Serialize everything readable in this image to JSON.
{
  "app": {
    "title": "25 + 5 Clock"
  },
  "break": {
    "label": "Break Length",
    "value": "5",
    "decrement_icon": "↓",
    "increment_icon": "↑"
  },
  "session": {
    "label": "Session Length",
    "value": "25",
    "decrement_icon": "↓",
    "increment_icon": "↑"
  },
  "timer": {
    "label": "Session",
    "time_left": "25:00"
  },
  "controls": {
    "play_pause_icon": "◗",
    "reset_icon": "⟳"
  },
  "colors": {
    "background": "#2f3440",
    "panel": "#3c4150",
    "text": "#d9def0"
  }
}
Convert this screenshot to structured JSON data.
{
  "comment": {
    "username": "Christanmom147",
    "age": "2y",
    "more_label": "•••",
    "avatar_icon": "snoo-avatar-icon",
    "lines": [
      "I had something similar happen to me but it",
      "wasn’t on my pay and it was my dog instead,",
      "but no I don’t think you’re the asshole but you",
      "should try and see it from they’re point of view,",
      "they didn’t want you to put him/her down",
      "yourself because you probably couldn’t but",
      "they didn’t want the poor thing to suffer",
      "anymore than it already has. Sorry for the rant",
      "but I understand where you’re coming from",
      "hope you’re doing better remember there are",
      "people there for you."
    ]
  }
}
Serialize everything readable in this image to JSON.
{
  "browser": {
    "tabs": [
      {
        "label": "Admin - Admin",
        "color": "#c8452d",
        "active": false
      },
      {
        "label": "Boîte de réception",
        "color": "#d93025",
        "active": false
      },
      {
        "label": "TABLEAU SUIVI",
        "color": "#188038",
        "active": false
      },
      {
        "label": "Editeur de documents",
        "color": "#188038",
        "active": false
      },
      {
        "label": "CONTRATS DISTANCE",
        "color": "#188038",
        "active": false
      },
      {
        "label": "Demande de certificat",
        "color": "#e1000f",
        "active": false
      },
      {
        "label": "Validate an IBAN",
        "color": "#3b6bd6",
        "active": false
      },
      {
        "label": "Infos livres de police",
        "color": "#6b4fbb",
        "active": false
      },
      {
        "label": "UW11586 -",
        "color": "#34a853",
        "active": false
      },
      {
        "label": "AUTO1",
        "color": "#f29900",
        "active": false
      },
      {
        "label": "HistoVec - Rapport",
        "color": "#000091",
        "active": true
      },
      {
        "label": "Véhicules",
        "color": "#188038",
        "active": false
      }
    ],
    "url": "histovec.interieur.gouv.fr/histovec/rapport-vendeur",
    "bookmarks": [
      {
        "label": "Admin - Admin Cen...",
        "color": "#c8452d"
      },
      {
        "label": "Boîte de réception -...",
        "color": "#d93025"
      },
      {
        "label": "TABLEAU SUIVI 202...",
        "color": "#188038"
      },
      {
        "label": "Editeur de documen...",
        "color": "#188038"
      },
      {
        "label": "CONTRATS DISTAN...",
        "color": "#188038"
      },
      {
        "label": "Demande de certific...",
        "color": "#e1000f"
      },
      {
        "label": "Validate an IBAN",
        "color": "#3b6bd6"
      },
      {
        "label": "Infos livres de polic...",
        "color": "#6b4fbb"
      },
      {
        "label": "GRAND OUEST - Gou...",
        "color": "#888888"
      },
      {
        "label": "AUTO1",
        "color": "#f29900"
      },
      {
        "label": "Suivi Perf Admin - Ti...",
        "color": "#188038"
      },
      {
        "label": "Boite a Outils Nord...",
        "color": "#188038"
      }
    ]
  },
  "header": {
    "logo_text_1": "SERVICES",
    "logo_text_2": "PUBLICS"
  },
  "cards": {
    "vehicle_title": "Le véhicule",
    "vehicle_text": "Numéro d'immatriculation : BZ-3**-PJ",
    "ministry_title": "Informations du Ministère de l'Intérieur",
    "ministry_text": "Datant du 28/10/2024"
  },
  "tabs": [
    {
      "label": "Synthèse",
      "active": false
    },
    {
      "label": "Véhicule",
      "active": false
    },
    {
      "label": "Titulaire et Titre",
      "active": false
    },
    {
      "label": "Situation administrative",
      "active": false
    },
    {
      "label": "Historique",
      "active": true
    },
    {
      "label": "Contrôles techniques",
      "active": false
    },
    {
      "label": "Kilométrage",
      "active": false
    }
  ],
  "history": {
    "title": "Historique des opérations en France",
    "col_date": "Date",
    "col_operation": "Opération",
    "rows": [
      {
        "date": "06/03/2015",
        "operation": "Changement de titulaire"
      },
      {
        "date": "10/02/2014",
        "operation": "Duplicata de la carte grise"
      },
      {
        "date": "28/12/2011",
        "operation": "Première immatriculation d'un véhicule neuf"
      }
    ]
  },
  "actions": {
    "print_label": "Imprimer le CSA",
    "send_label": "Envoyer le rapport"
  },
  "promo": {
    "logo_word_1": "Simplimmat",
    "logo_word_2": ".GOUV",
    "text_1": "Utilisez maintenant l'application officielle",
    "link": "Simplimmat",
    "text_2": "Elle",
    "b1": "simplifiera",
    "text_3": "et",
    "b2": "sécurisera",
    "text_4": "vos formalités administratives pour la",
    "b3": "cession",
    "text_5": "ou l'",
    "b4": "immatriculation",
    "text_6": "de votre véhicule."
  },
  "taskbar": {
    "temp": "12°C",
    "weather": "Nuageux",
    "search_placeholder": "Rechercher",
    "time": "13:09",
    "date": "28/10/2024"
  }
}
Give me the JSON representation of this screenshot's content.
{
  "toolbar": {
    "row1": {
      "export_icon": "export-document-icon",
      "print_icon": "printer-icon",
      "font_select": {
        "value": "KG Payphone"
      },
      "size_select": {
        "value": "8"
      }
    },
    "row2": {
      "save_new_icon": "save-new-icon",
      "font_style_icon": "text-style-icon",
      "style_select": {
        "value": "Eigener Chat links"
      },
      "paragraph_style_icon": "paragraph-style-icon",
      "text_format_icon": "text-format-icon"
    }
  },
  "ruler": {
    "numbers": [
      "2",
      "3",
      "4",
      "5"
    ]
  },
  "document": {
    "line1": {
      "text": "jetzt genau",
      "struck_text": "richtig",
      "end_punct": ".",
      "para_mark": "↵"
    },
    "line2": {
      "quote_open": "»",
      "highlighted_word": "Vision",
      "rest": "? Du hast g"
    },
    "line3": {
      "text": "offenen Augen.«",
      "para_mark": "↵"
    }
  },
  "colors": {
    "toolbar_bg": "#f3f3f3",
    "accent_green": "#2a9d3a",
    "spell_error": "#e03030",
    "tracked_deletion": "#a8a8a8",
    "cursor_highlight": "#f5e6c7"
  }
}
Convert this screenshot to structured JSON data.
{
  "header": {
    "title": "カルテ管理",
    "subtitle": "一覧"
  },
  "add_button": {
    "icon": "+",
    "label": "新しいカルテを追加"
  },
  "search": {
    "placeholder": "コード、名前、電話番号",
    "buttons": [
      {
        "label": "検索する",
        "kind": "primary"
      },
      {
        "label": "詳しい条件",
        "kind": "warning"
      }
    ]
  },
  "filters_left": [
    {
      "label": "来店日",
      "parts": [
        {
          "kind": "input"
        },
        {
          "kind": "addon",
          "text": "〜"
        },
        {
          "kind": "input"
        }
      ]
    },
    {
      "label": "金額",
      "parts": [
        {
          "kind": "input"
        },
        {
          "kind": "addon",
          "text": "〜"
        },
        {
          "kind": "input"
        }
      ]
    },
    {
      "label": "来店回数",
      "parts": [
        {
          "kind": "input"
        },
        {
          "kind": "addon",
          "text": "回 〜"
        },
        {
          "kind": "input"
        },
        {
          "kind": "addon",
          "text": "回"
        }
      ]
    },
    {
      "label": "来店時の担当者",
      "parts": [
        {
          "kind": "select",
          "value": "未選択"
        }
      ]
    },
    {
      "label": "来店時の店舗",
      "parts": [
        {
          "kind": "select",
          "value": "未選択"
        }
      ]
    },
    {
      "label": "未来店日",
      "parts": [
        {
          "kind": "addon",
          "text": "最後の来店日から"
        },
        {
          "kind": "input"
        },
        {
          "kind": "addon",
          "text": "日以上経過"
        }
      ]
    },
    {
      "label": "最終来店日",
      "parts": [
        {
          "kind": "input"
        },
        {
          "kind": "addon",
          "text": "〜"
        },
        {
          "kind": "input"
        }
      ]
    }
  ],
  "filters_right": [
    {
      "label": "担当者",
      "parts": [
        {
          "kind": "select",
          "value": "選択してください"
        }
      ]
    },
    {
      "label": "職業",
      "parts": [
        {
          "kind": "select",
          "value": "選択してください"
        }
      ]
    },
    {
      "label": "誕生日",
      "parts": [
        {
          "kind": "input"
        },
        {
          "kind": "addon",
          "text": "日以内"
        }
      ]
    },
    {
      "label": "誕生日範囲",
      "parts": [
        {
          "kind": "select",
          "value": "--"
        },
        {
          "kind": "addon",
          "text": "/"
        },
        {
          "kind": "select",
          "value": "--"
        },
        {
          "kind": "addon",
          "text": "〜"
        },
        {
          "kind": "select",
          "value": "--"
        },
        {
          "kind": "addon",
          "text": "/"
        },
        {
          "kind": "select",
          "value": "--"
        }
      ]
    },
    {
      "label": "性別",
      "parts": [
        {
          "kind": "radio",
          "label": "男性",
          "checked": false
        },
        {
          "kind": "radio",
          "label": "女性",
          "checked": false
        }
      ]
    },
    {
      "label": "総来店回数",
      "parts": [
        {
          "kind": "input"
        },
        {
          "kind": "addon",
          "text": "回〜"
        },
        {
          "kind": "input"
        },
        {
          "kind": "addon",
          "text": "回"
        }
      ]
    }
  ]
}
————
Pick out and copy the lines of the entries that hold the string "immatriculation".

    "vehicle_text": "Numéro d'immatriculation : BZ-3**-PJ",
        "operation": "Première immatriculation d'un véhicule neuf"
    "b4": "immatriculation",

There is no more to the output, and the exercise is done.